The records:
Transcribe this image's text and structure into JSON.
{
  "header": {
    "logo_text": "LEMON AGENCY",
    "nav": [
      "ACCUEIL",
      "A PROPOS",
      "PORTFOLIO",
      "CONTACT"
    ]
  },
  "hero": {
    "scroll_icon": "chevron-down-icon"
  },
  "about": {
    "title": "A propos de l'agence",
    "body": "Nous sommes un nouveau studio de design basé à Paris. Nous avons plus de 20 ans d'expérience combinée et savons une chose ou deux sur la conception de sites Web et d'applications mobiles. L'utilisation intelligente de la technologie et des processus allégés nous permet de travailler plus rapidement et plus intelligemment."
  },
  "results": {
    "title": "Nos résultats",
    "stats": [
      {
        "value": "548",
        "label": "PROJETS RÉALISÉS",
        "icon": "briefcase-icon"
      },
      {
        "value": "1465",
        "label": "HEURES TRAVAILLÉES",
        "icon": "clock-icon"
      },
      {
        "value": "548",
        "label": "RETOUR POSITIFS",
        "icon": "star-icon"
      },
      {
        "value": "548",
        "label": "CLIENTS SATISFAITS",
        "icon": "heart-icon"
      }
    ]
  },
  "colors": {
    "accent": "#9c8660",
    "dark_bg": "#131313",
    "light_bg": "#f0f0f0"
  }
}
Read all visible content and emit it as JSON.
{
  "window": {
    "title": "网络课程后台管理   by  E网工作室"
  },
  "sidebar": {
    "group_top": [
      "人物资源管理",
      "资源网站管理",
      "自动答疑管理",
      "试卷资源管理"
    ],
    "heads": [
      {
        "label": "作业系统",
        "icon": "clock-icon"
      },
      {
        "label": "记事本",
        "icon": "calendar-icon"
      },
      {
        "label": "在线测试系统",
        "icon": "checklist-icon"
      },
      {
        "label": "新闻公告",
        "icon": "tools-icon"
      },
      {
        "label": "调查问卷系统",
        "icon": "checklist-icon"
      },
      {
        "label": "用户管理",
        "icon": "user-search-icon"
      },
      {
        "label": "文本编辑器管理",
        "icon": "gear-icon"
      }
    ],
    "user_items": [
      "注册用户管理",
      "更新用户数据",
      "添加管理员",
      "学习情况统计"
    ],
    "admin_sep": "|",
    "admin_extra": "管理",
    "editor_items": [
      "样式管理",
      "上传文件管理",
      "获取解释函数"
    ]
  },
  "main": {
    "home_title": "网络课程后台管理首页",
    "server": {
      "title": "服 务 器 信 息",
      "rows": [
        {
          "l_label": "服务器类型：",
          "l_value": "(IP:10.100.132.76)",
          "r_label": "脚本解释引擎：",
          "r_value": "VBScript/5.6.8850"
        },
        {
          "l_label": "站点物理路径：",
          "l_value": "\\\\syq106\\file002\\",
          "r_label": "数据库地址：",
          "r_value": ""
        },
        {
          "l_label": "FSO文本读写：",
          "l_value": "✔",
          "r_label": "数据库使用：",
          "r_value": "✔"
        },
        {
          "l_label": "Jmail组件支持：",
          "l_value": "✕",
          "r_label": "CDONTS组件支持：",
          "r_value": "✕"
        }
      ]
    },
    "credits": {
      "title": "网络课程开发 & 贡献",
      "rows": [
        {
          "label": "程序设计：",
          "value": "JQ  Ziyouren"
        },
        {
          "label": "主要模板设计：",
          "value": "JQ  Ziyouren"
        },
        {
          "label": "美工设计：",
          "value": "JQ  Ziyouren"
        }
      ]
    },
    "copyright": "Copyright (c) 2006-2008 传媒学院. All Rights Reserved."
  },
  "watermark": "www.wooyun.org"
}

What you should do: Transcribe the material above word for word.

The output:
Transcribe this image's text and structure into JSON.
{
  "header": {
    "logo_text": "LEMON AGENCY",
    "nav": [
      "ACCUEIL",
      "A PROPOS",
      "PORTFOLIO",
      "CONTACT"
    ]
  },
  "hero": {
    "scroll_icon": "chevron-down-icon"
  },
  "about": {
    "title": "A propos de l'agence",
    "body": "Nous sommes un nouveau studio de design basé à Paris. Nous avons plus de 20 ans d'expérience combinée et savons une chose ou deux sur la conception de sites Web et d'applications mobiles. L'utilisation intelligente de la technologie et des processus allégés nous permet de travailler plus rapidement et plus intelligemment."
  },
  "results": {
    "title": "Nos résultats",
    "stats": [
      {
        "value": "548",
        "label": "PROJETS RÉALISÉS",
        "icon": "briefcase-icon"
      },
      {
        "value": "1465",
        "label": "HEURES TRAVAILLÉES",
        "icon": "clock-icon"
      },
      {
        "value": "548",
        "label": "RETOUR POSITIFS",
        "icon": "star-icon"
      },
      {
        "value": "548",
        "label": "CLIENTS SATISFAITS",
        "icon": "heart-icon"
      }
    ]
  },
  "colors": {
    "accent": "#9c8660",
    "dark_bg": "#131313",
    "light_bg": "#f0f0f0"
  }
}
Read all visible content and emit it as JSON.
{
  "window": {
    "title": "网络课程后台管理   by  E网工作室"
  },
  "sidebar": {
    "group_top": [
      "人物资源管理",
      "资源网站管理",
      "自动答疑管理",
      "试卷资源管理"
    ],
    "heads": [
      {
        "label": "作业系统",
        "icon": "clock-icon"
      },
      {
        "label": "记事本",
        "icon": "calendar-icon"
      },
      {
        "label": "在线测试系统",
        "icon": "checklist-icon"
      },
      {
        "label": "新闻公告",
        "icon": "tools-icon"
      },
      {
        "label": "调查问卷系统",
        "icon": "checklist-icon"
      },
      {
        "label": "用户管理",
        "icon": "user-search-icon"
      },
      {
        "label": "文本编辑器管理",
        "icon": "gear-icon"
      }
    ],
    "user_items": [
      "注册用户管理",
      "更新用户数据",
      "添加管理员",
      "学习情况统计"
    ],
    "admin_sep": "|",
    "admin_extra": "管理",
    "editor_items": [
      "样式管理",
      "上传文件管理",
      "获取解释函数"
    ]
  },
  "main": {
    "home_title": "网络课程后台管理首页",
    "server": {
      "title": "服 务 器 信 息",
      "rows": [
        {
          "l_label": "服务器类型：",
          "l_value": "(IP:10.100.132.76)",
          "r_label": "脚本解释引擎：",
          "r_value": "VBScript/5.6.8850"
        },
        {
          "l_label": "站点物理路径：",
          "l_value": "\\\\syq106\\file002\\",
          "r_label": "数据库地址：",
          "r_value": ""
        },
        {
          "l_label": "FSO文本读写：",
          "l_value": "✔",
          "r_label": "数据库使用：",
          "r_value": "✔"
        },
        {
          "l_label": "Jmail组件支持：",
          "l_value": "✕",
          "r_label": "CDONTS组件支持：",
          "r_value": "✕"
        }
      ]
    },
    "credits": {
      "title": "网络课程开发 & 贡献",
      "rows": [
        {
          "label": "程序设计：",
          "value": "JQ  Ziyouren"
        },
        {
          "label": "主要模板设计：",
          "value": "JQ  Ziyouren"
        },
        {
          "label": "美工设计：",
          "value": "JQ  Ziyouren"
        }
      ]
    },
    "copyright": "Copyright (c) 2006-2008 传媒学院. All Rights Reserved."
  },
  "watermark": "www.wooyun.org"
}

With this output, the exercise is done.